*Items:*
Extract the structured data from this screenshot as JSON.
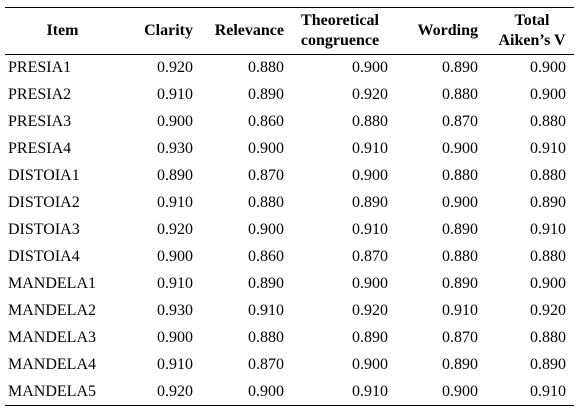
{
  "table": {
    "headers": {
      "item": "Item",
      "clarity": "Clarity",
      "relevance": "Relevance",
      "theoretical_line1": "Theoretical",
      "theoretical_line2": "congruence",
      "wording": "Wording",
      "total_line1": "Total",
      "total_line2": "Aiken’s V"
    },
    "rows": [
      {
        "item": "PRESIA1",
        "clarity": "0.920",
        "relevance": "0.880",
        "theoretical": "0.900",
        "wording": "0.890",
        "total": "0.900"
      },
      {
        "item": "PRESIA2",
        "clarity": "0.910",
        "relevance": "0.890",
        "theoretical": "0.920",
        "wording": "0.880",
        "total": "0.900"
      },
      {
        "item": "PRESIA3",
        "clarity": "0.900",
        "relevance": "0.860",
        "theoretical": "0.880",
        "wording": "0.870",
        "total": "0.880"
      },
      {
        "item": "PRESIA4",
        "clarity": "0.930",
        "relevance": "0.900",
        "theoretical": "0.910",
        "wording": "0.900",
        "total": "0.910"
      },
      {
        "item": "DISTOIA1",
        "clarity": "0.890",
        "relevance": "0.870",
        "theoretical": "0.900",
        "wording": "0.880",
        "total": "0.880"
      },
      {
        "item": "DISTOIA2",
        "clarity": "0.910",
        "relevance": "0.880",
        "theoretical": "0.890",
        "wording": "0.900",
        "total": "0.890"
      },
      {
        "item": "DISTOIA3",
        "clarity": "0.920",
        "relevance": "0.900",
        "theoretical": "0.910",
        "wording": "0.890",
        "total": "0.910"
      },
      {
        "item": "DISTOIA4",
        "clarity": "0.900",
        "relevance": "0.860",
        "theoretical": "0.870",
        "wording": "0.880",
        "total": "0.880"
      },
      {
        "item": "MANDELA1",
        "clarity": "0.910",
        "relevance": "0.890",
        "theoretical": "0.900",
        "wording": "0.890",
        "total": "0.900"
      },
      {
        "item": "MANDELA2",
        "clarity": "0.930",
        "relevance": "0.910",
        "theoretical": "0.920",
        "wording": "0.910",
        "total": "0.920"
      },
      {
        "item": "MANDELA3",
        "clarity": "0.900",
        "relevance": "0.880",
        "theoretical": "0.890",
        "wording": "0.870",
        "total": "0.880"
      },
      {
        "item": "MANDELA4",
        "clarity": "0.910",
        "relevance": "0.870",
        "theoretical": "0.900",
        "wording": "0.890",
        "total": "0.890"
      },
      {
        "item": "MANDELA5",
        "clarity": "0.920",
        "relevance": "0.900",
        "theoretical": "0.910",
        "wording": "0.900",
        "total": "0.910"
      }
    ]
  }
}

*To be done:* Every line should be retyped exactly, with the pictures omitted.

*Result:*
Extract the structured data from this screenshot as JSON.
{
  "table": {
    "headers": {
      "item": "Item",
      "clarity": "Clarity",
      "relevance": "Relevance",
      "theoretical_line1": "Theoretical",
      "theoretical_line2": "congruence",
      "wording": "Wording",
      "total_line1": "Total",
      "total_line2": "Aiken’s V"
    },
    "rows": [
      {
        "item": "PRESIA1",
        "clarity": "0.920",
        "relevance": "0.880",
        "theoretical": "0.900",
        "wording": "0.890",
        "total": "0.900"
      },
      {
        "item": "PRESIA2",
        "clarity": "0.910",
        "relevance": "0.890",
        "theoretical": "0.920",
        "wording": "0.880",
        "total": "0.900"
      },
      {
        "item": "PRESIA3",
        "clarity": "0.900",
        "relevance": "0.860",
        "theoretical": "0.880",
        "wording": "0.870",
        "total": "0.880"
      },
      {
        "item": "PRESIA4",
        "clarity": "0.930",
        "relevance": "0.900",
        "theoretical": "0.910",
        "wording": "0.900",
        "total": "0.910"
      },
      {
        "item": "DISTOIA1",
        "clarity": "0.890",
        "relevance": "0.870",
        "theoretical": "0.900",
        "wording": "0.880",
        "total": "0.880"
      },
      {
        "item": "DISTOIA2",
        "clarity": "0.910",
        "relevance": "0.880",
        "theoretical": "0.890",
        "wording": "0.900",
        "total": "0.890"
      },
      {
        "item": "DISTOIA3",
        "clarity": "0.920",
        "relevance": "0.900",
        "theoretical": "0.910",
        "wording": "0.890",
        "total": "0.910"
      },
      {
        "item": "DISTOIA4",
        "clarity": "0.900",
        "relevance": "0.860",
        "theoretical": "0.870",
        "wording": "0.880",
        "total": "0.880"
      },
      {
        "item": "MANDELA1",
        "clarity": "0.910",
        "relevance": "0.890",
        "theoretical": "0.900",
        "wording": "0.890",
        "total": "0.900"
      },
      {
        "item": "MANDELA2",
        "clarity": "0.930",
        "relevance": "0.910",
        "theoretical": "0.920",
        "wording": "0.910",
        "total": "0.920"
      },
      {
        "item": "MANDELA3",
        "clarity": "0.900",
        "relevance": "0.880",
        "theoretical": "0.890",
        "wording": "0.870",
        "total": "0.880"
      },
      {
        "item": "MANDELA4",
        "clarity": "0.910",
        "relevance": "0.870",
        "theoretical": "0.900",
        "wording": "0.890",
        "total": "0.890"
      },
      {
        "item": "MANDELA5",
        "clarity": "0.920",
        "relevance": "0.900",
        "theoretical": "0.910",
        "wording": "0.900",
        "total": "0.910"
      }
    ]
  }
}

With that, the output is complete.